• **Your goal**: For the listing below, give the number of lines in which "text" occurs. Add nothing.

____ Records supplied

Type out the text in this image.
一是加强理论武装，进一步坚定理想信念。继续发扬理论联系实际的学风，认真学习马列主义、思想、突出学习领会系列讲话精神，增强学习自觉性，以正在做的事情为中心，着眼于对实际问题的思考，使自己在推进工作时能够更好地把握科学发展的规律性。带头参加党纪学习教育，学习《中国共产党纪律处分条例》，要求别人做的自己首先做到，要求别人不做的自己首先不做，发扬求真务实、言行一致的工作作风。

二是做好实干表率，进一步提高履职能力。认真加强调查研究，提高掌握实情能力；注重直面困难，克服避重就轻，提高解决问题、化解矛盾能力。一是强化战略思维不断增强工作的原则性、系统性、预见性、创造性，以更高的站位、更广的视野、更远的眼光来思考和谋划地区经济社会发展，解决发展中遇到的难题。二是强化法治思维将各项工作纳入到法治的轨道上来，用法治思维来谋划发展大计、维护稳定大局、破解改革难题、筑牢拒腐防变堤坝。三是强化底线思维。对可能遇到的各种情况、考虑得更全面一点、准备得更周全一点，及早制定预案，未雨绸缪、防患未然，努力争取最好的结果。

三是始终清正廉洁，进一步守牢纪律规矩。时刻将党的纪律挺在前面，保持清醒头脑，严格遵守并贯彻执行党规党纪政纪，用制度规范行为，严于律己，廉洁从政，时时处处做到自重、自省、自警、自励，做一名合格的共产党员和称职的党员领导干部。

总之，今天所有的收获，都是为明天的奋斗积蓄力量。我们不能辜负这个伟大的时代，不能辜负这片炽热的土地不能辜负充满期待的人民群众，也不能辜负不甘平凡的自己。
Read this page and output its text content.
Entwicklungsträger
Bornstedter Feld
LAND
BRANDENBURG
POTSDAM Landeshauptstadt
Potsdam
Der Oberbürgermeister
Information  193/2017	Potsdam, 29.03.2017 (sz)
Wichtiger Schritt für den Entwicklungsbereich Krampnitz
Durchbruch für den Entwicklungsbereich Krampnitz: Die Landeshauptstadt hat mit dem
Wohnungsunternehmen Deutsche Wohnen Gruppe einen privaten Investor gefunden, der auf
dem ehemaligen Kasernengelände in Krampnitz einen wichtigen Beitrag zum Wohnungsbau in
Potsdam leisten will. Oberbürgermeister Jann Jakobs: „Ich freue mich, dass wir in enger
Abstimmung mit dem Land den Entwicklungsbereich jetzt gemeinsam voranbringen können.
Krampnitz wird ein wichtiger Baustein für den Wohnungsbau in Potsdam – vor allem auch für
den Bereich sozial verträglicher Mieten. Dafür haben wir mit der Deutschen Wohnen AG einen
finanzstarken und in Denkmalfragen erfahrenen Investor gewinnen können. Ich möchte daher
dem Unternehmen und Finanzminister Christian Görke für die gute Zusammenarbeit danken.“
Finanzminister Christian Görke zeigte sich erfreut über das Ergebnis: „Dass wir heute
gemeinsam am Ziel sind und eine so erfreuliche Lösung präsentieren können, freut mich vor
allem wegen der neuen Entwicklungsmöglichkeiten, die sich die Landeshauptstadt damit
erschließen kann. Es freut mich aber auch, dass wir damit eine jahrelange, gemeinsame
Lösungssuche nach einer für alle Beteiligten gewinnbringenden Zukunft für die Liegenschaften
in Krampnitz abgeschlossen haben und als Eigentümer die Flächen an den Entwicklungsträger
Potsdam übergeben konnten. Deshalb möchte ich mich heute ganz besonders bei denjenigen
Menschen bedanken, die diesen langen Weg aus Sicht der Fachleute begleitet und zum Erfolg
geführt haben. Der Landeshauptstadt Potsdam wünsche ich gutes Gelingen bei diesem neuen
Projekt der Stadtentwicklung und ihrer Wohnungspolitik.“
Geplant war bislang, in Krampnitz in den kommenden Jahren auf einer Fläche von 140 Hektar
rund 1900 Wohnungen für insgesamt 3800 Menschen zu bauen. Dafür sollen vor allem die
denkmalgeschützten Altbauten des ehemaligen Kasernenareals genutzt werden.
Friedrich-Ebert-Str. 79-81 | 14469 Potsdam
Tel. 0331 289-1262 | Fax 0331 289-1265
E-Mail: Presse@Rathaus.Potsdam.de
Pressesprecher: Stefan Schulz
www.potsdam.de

________

• **Worked answer**: 2